§ Vorgegebener Text
╭──

Forscher der Universität Basel haben erstmals die wirkenden Kräfte beim Aufbau einer einzelnen chemischen Bindung genau analysiert. Mit Hilfe eines Rasterkraftmikroskops (atomic force microscope oder AFM) ist es ihnen gelungen, die Kraft zwischen zwei Siliziumatomen zu vermessen. Dies berichtet die Gruppe um Mark Lantz in der aktuellen Ausgabe des Wissenschaftsmagazins Science.
In ihrem Experiment nähern sie die Siliziumspitze eines Rasterkraftmikroskops einer Siliziumoberfläche auf einige Nanometer Entfernung an. Diese Siliziumspitze ist so scharf, dass ihr Ende nur aus einem einzelnen Atom besteht. Dieses Atom baut mit den Atomen der Siliziumoberfläche bei Annäherung eine chemische Bindung auf. Die daraus resultierende Kraft von einigen Nanonewton wird durch die Elektronik des Rasterkraftmikroskops bestimmt.

╰──

§ Angaben
╭──

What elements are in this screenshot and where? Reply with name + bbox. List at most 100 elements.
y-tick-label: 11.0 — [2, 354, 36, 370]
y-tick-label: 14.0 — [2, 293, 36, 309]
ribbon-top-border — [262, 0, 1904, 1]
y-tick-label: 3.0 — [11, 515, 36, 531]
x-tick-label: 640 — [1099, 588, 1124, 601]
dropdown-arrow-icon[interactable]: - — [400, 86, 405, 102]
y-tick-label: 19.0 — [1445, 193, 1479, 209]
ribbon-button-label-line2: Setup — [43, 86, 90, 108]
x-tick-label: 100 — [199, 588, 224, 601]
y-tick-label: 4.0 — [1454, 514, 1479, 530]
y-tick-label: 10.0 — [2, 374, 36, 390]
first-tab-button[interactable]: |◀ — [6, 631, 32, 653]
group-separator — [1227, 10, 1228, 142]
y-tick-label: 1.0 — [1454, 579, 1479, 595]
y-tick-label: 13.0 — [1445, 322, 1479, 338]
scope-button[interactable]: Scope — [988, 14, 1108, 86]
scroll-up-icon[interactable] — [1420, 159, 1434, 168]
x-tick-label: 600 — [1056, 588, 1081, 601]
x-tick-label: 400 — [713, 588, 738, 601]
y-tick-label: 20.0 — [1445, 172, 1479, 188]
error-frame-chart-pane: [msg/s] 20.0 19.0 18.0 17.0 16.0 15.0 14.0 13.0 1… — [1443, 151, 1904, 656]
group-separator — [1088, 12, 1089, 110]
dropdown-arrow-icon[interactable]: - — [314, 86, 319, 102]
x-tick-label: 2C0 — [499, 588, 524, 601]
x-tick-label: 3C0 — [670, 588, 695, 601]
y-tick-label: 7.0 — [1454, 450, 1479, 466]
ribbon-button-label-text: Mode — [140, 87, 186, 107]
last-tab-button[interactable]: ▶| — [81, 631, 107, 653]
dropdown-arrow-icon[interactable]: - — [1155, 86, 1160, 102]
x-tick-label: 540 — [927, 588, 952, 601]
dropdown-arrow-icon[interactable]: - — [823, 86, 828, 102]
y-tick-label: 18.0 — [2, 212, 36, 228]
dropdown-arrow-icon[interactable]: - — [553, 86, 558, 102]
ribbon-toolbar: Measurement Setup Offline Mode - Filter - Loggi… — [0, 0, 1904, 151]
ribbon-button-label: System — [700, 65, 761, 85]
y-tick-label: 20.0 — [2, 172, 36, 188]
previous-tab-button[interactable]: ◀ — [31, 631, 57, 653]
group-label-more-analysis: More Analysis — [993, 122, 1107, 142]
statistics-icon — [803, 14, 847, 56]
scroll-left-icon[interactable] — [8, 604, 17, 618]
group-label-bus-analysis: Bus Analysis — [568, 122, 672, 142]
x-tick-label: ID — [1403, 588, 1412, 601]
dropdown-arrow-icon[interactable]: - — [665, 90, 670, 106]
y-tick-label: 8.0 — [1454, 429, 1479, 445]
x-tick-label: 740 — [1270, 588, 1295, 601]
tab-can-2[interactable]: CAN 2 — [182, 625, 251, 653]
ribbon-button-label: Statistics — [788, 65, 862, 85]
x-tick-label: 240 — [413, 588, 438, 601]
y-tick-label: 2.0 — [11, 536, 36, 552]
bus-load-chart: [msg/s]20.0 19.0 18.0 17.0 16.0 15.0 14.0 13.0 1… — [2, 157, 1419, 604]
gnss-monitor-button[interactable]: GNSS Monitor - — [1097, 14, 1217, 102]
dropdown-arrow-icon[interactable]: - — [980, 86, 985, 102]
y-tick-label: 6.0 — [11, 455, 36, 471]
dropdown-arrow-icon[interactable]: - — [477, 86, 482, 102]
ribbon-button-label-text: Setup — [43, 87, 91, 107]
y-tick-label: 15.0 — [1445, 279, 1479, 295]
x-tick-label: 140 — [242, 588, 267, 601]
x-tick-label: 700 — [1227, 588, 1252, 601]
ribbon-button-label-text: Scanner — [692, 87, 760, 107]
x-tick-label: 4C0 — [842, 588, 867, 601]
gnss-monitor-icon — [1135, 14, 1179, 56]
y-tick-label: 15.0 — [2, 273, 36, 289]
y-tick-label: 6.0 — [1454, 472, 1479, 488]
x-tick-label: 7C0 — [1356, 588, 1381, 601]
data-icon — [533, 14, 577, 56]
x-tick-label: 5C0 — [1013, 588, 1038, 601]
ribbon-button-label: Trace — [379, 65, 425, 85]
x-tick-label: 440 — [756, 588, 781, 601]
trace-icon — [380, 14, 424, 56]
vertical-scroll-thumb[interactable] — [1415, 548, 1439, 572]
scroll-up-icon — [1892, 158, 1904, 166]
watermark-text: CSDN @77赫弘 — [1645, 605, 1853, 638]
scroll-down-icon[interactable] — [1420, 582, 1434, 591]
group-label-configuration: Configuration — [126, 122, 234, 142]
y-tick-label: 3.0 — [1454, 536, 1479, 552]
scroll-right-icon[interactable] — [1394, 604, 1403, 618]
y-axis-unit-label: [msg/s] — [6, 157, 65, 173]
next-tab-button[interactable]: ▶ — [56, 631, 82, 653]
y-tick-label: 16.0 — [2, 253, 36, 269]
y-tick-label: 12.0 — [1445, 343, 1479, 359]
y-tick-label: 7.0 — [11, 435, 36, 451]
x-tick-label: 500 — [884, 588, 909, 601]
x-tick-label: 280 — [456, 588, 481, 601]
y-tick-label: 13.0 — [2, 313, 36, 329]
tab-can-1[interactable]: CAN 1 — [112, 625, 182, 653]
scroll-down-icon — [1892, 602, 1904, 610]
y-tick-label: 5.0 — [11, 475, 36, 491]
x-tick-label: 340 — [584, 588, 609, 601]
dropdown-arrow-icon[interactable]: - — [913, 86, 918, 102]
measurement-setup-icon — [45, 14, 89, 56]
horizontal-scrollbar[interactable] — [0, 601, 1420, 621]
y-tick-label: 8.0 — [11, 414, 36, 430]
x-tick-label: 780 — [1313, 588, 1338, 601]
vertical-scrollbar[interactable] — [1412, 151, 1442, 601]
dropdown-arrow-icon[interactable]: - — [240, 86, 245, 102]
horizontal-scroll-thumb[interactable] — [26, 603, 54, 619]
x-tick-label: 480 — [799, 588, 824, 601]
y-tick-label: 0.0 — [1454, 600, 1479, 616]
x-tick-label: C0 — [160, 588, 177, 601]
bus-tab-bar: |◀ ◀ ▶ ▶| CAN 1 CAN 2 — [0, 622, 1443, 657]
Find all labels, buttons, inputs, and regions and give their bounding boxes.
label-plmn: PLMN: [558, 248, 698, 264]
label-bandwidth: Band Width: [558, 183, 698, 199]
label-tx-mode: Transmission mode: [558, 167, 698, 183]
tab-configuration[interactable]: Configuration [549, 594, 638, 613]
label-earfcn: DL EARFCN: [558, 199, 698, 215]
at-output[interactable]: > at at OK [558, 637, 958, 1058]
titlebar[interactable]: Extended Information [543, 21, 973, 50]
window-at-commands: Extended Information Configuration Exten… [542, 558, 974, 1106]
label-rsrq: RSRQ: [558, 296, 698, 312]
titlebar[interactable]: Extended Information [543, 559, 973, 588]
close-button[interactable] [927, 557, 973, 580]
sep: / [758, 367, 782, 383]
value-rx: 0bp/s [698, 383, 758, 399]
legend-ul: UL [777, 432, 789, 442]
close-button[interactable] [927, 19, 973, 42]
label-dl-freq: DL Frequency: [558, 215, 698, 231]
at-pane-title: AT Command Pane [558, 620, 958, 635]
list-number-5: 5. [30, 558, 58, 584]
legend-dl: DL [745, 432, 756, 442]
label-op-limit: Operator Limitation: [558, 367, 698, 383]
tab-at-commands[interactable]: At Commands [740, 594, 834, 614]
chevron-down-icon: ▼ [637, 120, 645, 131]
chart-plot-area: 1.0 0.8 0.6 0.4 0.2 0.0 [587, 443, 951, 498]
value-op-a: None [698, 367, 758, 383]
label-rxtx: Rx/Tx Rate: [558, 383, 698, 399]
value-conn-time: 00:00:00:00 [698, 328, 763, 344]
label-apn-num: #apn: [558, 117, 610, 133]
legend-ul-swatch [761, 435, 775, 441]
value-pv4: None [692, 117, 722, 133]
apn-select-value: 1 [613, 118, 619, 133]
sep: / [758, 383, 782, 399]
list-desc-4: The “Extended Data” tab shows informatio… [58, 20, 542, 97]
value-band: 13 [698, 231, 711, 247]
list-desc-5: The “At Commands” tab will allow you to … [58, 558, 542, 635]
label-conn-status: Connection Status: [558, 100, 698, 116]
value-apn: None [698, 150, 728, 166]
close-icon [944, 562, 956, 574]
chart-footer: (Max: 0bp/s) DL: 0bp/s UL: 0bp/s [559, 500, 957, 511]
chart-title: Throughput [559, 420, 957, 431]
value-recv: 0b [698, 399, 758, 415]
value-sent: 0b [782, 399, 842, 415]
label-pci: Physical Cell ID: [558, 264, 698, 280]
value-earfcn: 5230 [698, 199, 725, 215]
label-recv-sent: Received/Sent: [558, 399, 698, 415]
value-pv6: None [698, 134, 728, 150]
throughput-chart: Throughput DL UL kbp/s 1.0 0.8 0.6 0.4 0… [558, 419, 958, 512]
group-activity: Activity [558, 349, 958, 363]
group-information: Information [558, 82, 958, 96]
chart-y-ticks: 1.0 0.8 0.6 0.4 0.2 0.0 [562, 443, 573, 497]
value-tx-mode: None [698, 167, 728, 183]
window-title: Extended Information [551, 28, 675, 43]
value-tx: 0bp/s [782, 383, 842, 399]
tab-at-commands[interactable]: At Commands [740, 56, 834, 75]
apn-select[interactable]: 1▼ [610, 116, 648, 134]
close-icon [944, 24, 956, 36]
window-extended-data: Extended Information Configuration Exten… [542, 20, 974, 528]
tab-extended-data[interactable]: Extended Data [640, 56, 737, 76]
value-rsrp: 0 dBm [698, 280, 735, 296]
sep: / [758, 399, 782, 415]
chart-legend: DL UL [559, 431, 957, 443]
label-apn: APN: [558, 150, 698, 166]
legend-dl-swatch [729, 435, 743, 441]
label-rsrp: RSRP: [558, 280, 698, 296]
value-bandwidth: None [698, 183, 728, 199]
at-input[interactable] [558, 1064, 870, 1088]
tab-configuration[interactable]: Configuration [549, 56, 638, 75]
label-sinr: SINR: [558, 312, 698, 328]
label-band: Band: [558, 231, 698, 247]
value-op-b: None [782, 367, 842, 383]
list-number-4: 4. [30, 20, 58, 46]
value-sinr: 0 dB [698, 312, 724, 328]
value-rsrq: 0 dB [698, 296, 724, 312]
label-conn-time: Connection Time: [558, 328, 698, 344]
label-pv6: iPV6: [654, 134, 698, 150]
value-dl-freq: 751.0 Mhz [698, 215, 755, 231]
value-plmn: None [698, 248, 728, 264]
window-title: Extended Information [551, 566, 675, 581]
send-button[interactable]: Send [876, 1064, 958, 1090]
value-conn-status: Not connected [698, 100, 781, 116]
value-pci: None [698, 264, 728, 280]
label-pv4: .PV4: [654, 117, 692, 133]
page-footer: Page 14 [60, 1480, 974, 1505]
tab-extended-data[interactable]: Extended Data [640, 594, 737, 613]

╰──

§ Aufgabe
Welche Eigennamen von Personen, Institutionen und Zeitschriften kommen im Text über die Messung der Bindungskraft vor?

§ Lösung
Universität Basel, Mark Lantz, Science